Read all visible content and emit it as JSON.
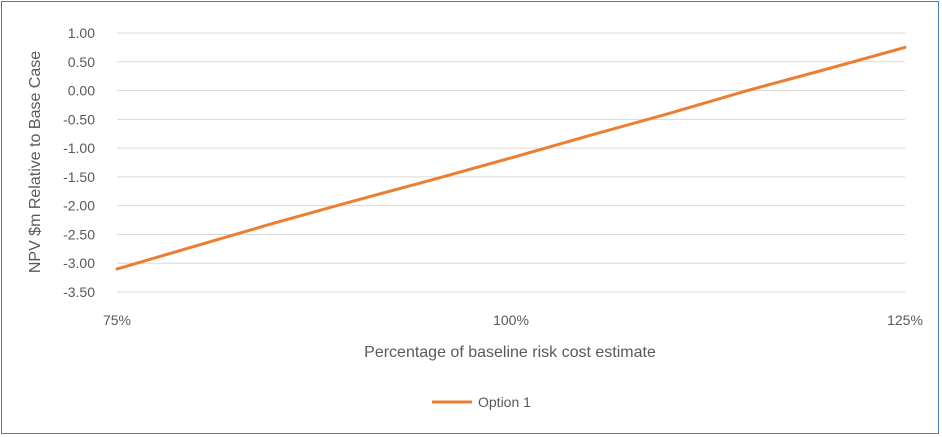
{
  "chart_data": {
    "type": "line",
    "xlabel": "Percentage of baseline risk cost estimate",
    "ylabel": "NPV $m Relative to Base Case",
    "x_ticks": [
      "75%",
      "100%",
      "125%"
    ],
    "y_ticks": [
      "1.00",
      "0.50",
      "0.00",
      "-0.50",
      "-1.00",
      "-1.50",
      "-2.00",
      "-2.50",
      "-3.00",
      "-3.50"
    ],
    "xlim": [
      75,
      125
    ],
    "ylim": [
      -3.5,
      1.0
    ],
    "grid": "horizontal",
    "legend_position": "bottom",
    "series": [
      {
        "name": "Option 1",
        "color": "#ed7d31",
        "x": [
          75,
          80,
          85,
          90,
          95,
          100,
          105,
          110,
          115,
          120,
          125
        ],
        "y": [
          -3.1,
          -2.7,
          -2.3,
          -1.92,
          -1.55,
          -1.17,
          -0.78,
          -0.4,
          0.0,
          0.37,
          0.75
        ]
      }
    ]
  }
}
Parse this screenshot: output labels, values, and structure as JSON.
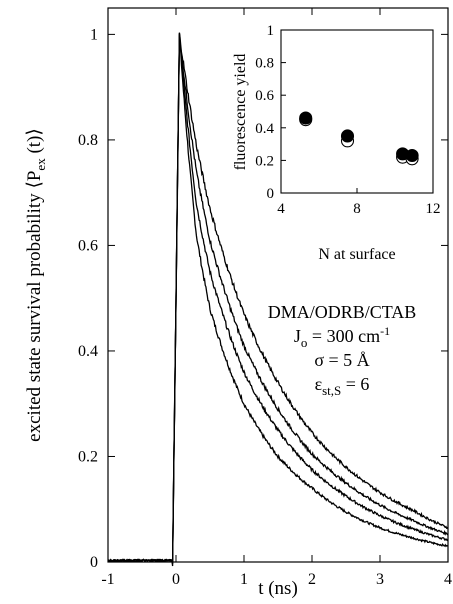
{
  "chart_data": [
    {
      "type": "line",
      "role": "main",
      "xlabel": "t (ns)",
      "ylabel": "excited state survival probability ⟨P",
      "ylabel_sub": "ex",
      "ylabel_tail": " (t)⟩",
      "xlim": [
        -1,
        4
      ],
      "ylim": [
        0,
        1.05
      ],
      "x_ticks": [
        -1,
        0,
        1,
        2,
        3,
        4
      ],
      "y_ticks": [
        0,
        0.2,
        0.4,
        0.6,
        0.8,
        1
      ],
      "x_tick_labels": [
        "-1",
        "0",
        "1",
        "2",
        "3",
        "4"
      ],
      "y_tick_labels": [
        "0",
        "0.2",
        "0.4",
        "0.6",
        "0.8",
        "1"
      ],
      "grid": false,
      "line_color": "#000000",
      "rise": {
        "t0": -0.05,
        "t_peak": 0.05,
        "peak": 1.0
      },
      "curves": [
        {
          "points": [
            [
              0.05,
              1.0
            ],
            [
              0.3,
              0.62
            ],
            [
              0.5,
              0.48
            ],
            [
              1.0,
              0.3
            ],
            [
              1.5,
              0.2
            ],
            [
              2.0,
              0.14
            ],
            [
              2.5,
              0.095
            ],
            [
              3.0,
              0.065
            ],
            [
              3.5,
              0.045
            ],
            [
              4.0,
              0.03
            ]
          ]
        },
        {
          "points": [
            [
              0.05,
              1.0
            ],
            [
              0.3,
              0.68
            ],
            [
              0.5,
              0.55
            ],
            [
              1.0,
              0.36
            ],
            [
              1.5,
              0.25
            ],
            [
              2.0,
              0.175
            ],
            [
              2.5,
              0.125
            ],
            [
              3.0,
              0.088
            ],
            [
              3.5,
              0.062
            ],
            [
              4.0,
              0.042
            ]
          ]
        },
        {
          "points": [
            [
              0.05,
              1.0
            ],
            [
              0.3,
              0.74
            ],
            [
              0.5,
              0.61
            ],
            [
              1.0,
              0.41
            ],
            [
              1.5,
              0.29
            ],
            [
              2.0,
              0.205
            ],
            [
              2.5,
              0.15
            ],
            [
              3.0,
              0.108
            ],
            [
              3.5,
              0.078
            ],
            [
              4.0,
              0.053
            ]
          ]
        },
        {
          "points": [
            [
              0.05,
              1.0
            ],
            [
              0.3,
              0.79
            ],
            [
              0.5,
              0.67
            ],
            [
              1.0,
              0.47
            ],
            [
              1.5,
              0.34
            ],
            [
              2.0,
              0.245
            ],
            [
              2.5,
              0.18
            ],
            [
              3.0,
              0.132
            ],
            [
              3.5,
              0.097
            ],
            [
              4.0,
              0.065
            ]
          ]
        }
      ],
      "annotations": {
        "system": "DMA/ODRB/CTAB",
        "j_label": "J",
        "j_sub": "o",
        "j_value": " = 300 cm",
        "j_sup": "-1",
        "sigma_text": "σ = 5 Å",
        "eps_symbol": "ε",
        "eps_sub": "st,S",
        "eps_value": " = 6"
      }
    },
    {
      "type": "scatter",
      "role": "inset",
      "xlabel": "N at surface",
      "ylabel": "fluorescence yield",
      "xlim": [
        4,
        12
      ],
      "ylim": [
        0,
        1
      ],
      "x_ticks": [
        4,
        8,
        12
      ],
      "y_ticks": [
        0,
        0.2,
        0.4,
        0.6,
        0.8,
        1
      ],
      "x_tick_labels": [
        "4",
        "8",
        "12"
      ],
      "y_tick_labels": [
        "0",
        "0.2",
        "0.4",
        "0.6",
        "0.8",
        "1"
      ],
      "grid": false,
      "series": [
        {
          "marker": "open-circle",
          "x": [
            5.3,
            7.5,
            10.4,
            10.9
          ],
          "y": [
            0.45,
            0.32,
            0.22,
            0.21
          ]
        },
        {
          "marker": "filled-circle",
          "x": [
            5.3,
            7.5,
            10.4,
            10.9
          ],
          "y": [
            0.46,
            0.35,
            0.24,
            0.23
          ]
        }
      ]
    }
  ]
}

◆ EXERCISE OBJECTIVE ◆
Repeat the material verbatim. Do not carry over any picture.

◆ SOLUTION FOR THIS PROBLEM ◆
Read all visible content and emit it as JSON.
{
  "chart_data": {
    "type": "line",
    "xlabel": "Percentage of baseline risk cost estimate",
    "ylabel": "NPV $m Relative to Base Case",
    "x_ticks": [
      "75%",
      "100%",
      "125%"
    ],
    "y_ticks": [
      "1.00",
      "0.50",
      "0.00",
      "-0.50",
      "-1.00",
      "-1.50",
      "-2.00",
      "-2.50",
      "-3.00",
      "-3.50"
    ],
    "xlim": [
      75,
      125
    ],
    "ylim": [
      -3.5,
      1.0
    ],
    "grid": "horizontal",
    "legend_position": "bottom",
    "series": [
      {
        "name": "Option 1",
        "color": "#ed7d31",
        "x": [
          75,
          80,
          85,
          90,
          95,
          100,
          105,
          110,
          115,
          120,
          125
        ],
        "y": [
          -3.1,
          -2.7,
          -2.3,
          -1.92,
          -1.55,
          -1.17,
          -0.78,
          -0.4,
          0.0,
          0.37,
          0.75
        ]
      }
    ]
  }
}
Parse this screenshot: output labels, values, and structure as JSON.
{
  "chart_data": [
    {
      "type": "line",
      "role": "main",
      "xlabel": "t (ns)",
      "ylabel": "excited state survival probability ⟨P",
      "ylabel_sub": "ex",
      "ylabel_tail": " (t)⟩",
      "xlim": [
        -1,
        4
      ],
      "ylim": [
        0,
        1.05
      ],
      "x_ticks": [
        -1,
        0,
        1,
        2,
        3,
        4
      ],
      "y_ticks": [
        0,
        0.2,
        0.4,
        0.6,
        0.8,
        1
      ],
      "x_tick_labels": [
        "-1",
        "0",
        "1",
        "2",
        "3",
        "4"
      ],
      "y_tick_labels": [
        "0",
        "0.2",
        "0.4",
        "0.6",
        "0.8",
        "1"
      ],
      "grid": false,
      "line_color": "#000000",
      "rise": {
        "t0": -0.05,
        "t_peak": 0.05,
        "peak": 1.0
      },
      "curves": [
        {
          "points": [
            [
              0.05,
              1.0
            ],
            [
              0.3,
              0.62
            ],
            [
              0.5,
              0.48
            ],
            [
              1.0,
              0.3
            ],
            [
              1.5,
              0.2
            ],
            [
              2.0,
              0.14
            ],
            [
              2.5,
              0.095
            ],
            [
              3.0,
              0.065
            ],
            [
              3.5,
              0.045
            ],
            [
              4.0,
              0.03
            ]
          ]
        },
        {
          "points": [
            [
              0.05,
              1.0
            ],
            [
              0.3,
              0.68
            ],
            [
              0.5,
              0.55
            ],
            [
              1.0,
              0.36
            ],
            [
              1.5,
              0.25
            ],
            [
              2.0,
              0.175
            ],
            [
              2.5,
              0.125
            ],
            [
              3.0,
              0.088
            ],
            [
              3.5,
              0.062
            ],
            [
              4.0,
              0.042
            ]
          ]
        },
        {
          "points": [
            [
              0.05,
              1.0
            ],
            [
              0.3,
              0.74
            ],
            [
              0.5,
              0.61
            ],
            [
              1.0,
              0.41
            ],
            [
              1.5,
              0.29
            ],
            [
              2.0,
              0.205
            ],
            [
              2.5,
              0.15
            ],
            [
              3.0,
              0.108
            ],
            [
              3.5,
              0.078
            ],
            [
              4.0,
              0.053
            ]
          ]
        },
        {
          "points": [
            [
              0.05,
              1.0
            ],
            [
              0.3,
              0.79
            ],
            [
              0.5,
              0.67
            ],
            [
              1.0,
              0.47
            ],
            [
              1.5,
              0.34
            ],
            [
              2.0,
              0.245
            ],
            [
              2.5,
              0.18
            ],
            [
              3.0,
              0.132
            ],
            [
              3.5,
              0.097
            ],
            [
              4.0,
              0.065
            ]
          ]
        }
      ],
      "annotations": {
        "system": "DMA/ODRB/CTAB",
        "j_label": "J",
        "j_sub": "o",
        "j_value": " = 300 cm",
        "j_sup": "-1",
        "sigma_text": "σ = 5 Å",
        "eps_symbol": "ε",
        "eps_sub": "st,S",
        "eps_value": " = 6"
      }
    },
    {
      "type": "scatter",
      "role": "inset",
      "xlabel": "N at surface",
      "ylabel": "fluorescence yield",
      "xlim": [
        4,
        12
      ],
      "ylim": [
        0,
        1
      ],
      "x_ticks": [
        4,
        8,
        12
      ],
      "y_ticks": [
        0,
        0.2,
        0.4,
        0.6,
        0.8,
        1
      ],
      "x_tick_labels": [
        "4",
        "8",
        "12"
      ],
      "y_tick_labels": [
        "0",
        "0.2",
        "0.4",
        "0.6",
        "0.8",
        "1"
      ],
      "grid": false,
      "series": [
        {
          "marker": "open-circle",
          "x": [
            5.3,
            7.5,
            10.4,
            10.9
          ],
          "y": [
            0.45,
            0.32,
            0.22,
            0.21
          ]
        },
        {
          "marker": "filled-circle",
          "x": [
            5.3,
            7.5,
            10.4,
            10.9
          ],
          "y": [
            0.46,
            0.35,
            0.24,
            0.23
          ]
        }
      ]
    }
  ]
}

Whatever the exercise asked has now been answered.